[Data entries]
········
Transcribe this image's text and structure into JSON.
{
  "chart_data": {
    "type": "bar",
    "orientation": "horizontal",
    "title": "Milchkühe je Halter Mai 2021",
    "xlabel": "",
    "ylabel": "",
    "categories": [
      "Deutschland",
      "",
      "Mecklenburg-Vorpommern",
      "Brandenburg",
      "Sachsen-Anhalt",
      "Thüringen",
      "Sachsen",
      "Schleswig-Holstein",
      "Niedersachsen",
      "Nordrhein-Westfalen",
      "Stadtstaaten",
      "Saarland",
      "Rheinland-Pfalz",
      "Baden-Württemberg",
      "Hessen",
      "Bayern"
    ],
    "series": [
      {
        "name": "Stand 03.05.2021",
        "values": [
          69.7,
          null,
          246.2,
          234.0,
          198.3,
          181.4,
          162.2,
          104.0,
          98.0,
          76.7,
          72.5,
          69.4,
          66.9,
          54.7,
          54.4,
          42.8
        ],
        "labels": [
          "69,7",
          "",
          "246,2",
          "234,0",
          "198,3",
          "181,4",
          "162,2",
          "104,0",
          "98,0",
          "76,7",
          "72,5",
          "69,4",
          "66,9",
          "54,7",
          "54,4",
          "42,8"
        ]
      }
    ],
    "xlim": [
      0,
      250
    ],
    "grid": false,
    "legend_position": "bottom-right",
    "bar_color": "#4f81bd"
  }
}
········
Each entry above needs to be retyped exactly.

=== OUTPUT OF THE EXERCISE ===
Transcribe this image's text and structure into JSON.
{
  "chart_data": {
    "type": "bar",
    "orientation": "horizontal",
    "title": "Milchkühe je Halter Mai 2021",
    "xlabel": "",
    "ylabel": "",
    "categories": [
      "Deutschland",
      "",
      "Mecklenburg-Vorpommern",
      "Brandenburg",
      "Sachsen-Anhalt",
      "Thüringen",
      "Sachsen",
      "Schleswig-Holstein",
      "Niedersachsen",
      "Nordrhein-Westfalen",
      "Stadtstaaten",
      "Saarland",
      "Rheinland-Pfalz",
      "Baden-Württemberg",
      "Hessen",
      "Bayern"
    ],
    "series": [
      {
        "name": "Stand 03.05.2021",
        "values": [
          69.7,
          null,
          246.2,
          234.0,
          198.3,
          181.4,
          162.2,
          104.0,
          98.0,
          76.7,
          72.5,
          69.4,
          66.9,
          54.7,
          54.4,
          42.8
        ],
        "labels": [
          "69,7",
          "",
          "246,2",
          "234,0",
          "198,3",
          "181,4",
          "162,2",
          "104,0",
          "98,0",
          "76,7",
          "72,5",
          "69,4",
          "66,9",
          "54,7",
          "54,4",
          "42,8"
        ]
      }
    ],
    "xlim": [
      0,
      250
    ],
    "grid": false,
    "legend_position": "bottom-right",
    "bar_color": "#4f81bd"
  }
}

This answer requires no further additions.